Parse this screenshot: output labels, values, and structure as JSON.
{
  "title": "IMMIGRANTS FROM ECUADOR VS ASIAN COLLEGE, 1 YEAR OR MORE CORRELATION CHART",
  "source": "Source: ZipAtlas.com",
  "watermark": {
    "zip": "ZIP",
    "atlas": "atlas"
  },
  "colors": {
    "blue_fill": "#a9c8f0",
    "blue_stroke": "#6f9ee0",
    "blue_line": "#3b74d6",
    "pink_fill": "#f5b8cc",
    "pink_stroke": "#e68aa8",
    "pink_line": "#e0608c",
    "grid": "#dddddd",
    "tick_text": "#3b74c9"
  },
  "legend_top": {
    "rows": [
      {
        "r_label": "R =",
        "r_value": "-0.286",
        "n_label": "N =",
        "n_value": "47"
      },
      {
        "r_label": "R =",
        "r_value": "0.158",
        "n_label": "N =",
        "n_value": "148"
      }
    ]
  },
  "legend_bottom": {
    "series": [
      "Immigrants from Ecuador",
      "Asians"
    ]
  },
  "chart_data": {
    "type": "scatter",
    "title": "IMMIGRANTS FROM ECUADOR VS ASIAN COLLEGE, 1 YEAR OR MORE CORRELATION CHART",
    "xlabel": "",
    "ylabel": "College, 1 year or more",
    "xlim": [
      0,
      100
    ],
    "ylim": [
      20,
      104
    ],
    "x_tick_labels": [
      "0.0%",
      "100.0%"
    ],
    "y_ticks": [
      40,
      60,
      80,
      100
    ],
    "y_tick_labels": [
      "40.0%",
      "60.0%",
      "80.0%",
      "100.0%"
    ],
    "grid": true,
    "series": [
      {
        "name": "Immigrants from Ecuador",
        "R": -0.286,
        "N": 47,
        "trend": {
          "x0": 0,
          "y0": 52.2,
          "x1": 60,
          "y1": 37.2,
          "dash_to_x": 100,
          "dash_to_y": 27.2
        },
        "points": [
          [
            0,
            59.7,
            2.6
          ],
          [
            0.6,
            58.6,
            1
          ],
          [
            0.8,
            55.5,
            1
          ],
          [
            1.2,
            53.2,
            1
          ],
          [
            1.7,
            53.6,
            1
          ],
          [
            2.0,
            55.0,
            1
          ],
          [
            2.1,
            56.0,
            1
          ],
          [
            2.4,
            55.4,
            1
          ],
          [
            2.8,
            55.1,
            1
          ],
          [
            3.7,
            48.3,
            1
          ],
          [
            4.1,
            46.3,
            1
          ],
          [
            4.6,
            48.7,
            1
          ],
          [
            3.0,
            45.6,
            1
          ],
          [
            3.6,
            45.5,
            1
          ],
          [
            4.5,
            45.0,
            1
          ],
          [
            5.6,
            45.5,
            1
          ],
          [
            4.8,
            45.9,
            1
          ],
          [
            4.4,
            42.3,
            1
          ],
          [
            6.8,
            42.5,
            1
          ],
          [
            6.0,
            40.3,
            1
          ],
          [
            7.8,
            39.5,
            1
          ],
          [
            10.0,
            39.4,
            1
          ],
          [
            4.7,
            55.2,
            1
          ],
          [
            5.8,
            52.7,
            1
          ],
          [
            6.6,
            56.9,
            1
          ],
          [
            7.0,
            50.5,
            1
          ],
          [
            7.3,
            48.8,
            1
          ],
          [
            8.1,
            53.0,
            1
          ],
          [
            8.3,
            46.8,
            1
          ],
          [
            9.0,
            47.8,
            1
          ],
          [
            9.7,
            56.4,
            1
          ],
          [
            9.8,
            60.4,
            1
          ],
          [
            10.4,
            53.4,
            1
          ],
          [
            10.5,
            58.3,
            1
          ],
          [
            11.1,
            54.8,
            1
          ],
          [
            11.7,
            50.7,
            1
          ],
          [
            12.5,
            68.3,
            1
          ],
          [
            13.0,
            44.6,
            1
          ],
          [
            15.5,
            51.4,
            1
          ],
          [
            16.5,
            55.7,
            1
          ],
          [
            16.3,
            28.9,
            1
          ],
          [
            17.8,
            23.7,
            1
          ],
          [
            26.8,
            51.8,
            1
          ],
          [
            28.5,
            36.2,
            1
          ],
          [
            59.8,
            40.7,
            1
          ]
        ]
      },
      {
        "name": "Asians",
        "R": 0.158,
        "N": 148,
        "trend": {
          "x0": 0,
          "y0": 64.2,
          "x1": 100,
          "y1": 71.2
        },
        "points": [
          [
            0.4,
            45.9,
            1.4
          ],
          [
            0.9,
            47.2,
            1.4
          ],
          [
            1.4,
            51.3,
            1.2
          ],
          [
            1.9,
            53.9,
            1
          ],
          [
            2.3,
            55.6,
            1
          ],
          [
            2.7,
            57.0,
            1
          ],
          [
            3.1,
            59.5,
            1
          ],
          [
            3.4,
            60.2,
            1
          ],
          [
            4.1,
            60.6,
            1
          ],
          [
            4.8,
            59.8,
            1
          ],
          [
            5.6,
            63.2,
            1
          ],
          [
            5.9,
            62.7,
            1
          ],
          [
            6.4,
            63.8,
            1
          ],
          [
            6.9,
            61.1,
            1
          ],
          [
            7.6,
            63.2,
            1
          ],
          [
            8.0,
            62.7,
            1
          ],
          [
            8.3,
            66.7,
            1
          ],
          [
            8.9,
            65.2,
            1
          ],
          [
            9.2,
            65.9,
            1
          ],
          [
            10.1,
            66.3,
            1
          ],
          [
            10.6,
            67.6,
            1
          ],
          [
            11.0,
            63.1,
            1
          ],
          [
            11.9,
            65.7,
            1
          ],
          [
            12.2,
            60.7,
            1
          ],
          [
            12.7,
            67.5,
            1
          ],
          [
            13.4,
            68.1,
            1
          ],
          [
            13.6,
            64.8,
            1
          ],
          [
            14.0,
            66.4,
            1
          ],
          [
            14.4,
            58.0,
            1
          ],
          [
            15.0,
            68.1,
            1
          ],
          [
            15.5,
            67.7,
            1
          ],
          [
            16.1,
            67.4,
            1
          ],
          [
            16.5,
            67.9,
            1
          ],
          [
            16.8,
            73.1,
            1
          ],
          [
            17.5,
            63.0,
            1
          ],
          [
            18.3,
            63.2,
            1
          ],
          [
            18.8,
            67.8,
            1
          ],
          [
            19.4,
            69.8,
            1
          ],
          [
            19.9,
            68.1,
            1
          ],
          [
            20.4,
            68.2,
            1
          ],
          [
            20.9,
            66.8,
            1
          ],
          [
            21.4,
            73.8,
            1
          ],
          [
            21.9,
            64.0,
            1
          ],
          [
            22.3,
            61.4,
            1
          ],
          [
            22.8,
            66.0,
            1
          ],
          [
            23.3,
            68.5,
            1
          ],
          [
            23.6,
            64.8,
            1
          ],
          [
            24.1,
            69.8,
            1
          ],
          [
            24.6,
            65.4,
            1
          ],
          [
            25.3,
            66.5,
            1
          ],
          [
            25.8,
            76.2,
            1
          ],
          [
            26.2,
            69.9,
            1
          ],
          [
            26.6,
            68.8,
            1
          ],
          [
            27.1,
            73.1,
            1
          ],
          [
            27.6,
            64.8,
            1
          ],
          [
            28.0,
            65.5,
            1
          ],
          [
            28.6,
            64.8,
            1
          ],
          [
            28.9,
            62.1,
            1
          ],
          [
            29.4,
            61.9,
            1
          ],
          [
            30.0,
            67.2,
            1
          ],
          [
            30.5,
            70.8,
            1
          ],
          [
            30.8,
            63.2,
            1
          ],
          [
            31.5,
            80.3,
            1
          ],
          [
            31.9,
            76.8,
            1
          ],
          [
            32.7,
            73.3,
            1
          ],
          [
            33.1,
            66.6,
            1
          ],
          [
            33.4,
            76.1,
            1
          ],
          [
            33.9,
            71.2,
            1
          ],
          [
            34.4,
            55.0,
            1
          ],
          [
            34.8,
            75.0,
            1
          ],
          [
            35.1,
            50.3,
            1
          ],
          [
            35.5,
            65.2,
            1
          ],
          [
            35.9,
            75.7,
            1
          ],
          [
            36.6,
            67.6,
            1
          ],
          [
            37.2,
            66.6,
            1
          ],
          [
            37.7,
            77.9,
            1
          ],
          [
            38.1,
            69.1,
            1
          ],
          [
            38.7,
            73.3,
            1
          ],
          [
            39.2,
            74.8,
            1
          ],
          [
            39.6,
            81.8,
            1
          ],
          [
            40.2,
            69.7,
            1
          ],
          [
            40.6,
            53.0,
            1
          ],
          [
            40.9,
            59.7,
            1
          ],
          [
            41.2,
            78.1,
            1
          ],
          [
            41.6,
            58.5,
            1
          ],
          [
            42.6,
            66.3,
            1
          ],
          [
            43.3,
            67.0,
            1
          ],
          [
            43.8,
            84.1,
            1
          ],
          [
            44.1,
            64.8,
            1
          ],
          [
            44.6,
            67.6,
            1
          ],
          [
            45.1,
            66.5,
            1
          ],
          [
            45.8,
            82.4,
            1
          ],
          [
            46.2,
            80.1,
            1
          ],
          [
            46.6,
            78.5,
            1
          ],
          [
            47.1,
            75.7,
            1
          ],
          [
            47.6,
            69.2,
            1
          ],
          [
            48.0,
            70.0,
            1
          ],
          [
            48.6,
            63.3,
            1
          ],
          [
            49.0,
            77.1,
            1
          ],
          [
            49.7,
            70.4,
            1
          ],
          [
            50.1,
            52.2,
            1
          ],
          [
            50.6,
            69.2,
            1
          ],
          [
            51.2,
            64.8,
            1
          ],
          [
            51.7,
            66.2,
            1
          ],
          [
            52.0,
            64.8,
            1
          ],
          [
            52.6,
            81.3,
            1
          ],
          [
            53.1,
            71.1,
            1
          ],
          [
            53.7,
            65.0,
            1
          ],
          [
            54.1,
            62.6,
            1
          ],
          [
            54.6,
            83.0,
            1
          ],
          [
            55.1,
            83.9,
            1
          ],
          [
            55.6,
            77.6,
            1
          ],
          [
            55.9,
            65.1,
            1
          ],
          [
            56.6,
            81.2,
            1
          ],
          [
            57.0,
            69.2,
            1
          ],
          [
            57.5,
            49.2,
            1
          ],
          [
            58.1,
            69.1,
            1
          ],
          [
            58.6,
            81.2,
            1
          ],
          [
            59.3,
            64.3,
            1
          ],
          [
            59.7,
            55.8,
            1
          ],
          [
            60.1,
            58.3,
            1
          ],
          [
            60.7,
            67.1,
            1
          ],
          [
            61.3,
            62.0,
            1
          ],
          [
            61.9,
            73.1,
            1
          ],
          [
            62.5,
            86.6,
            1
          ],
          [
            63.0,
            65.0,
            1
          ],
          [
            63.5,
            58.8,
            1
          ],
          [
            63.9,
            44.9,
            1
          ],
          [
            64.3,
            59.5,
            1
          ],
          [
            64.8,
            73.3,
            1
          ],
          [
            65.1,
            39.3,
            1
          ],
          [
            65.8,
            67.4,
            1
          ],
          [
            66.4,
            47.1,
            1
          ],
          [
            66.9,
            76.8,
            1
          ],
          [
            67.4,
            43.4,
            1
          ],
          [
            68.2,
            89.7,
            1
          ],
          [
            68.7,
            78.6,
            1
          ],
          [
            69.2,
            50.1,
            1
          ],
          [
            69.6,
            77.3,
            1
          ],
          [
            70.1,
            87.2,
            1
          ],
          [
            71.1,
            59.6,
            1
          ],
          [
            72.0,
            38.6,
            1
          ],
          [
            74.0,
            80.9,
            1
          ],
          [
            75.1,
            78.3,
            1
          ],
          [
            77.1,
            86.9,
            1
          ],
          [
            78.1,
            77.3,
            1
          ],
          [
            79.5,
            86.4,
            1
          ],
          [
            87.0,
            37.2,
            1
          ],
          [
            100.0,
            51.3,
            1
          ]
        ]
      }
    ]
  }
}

....................

*Problem description*
Which lines hold the word "name"? Copy every one of them.

*Final answer*
        "name": "Immigrants from Ecuador",
        "name": "Asians",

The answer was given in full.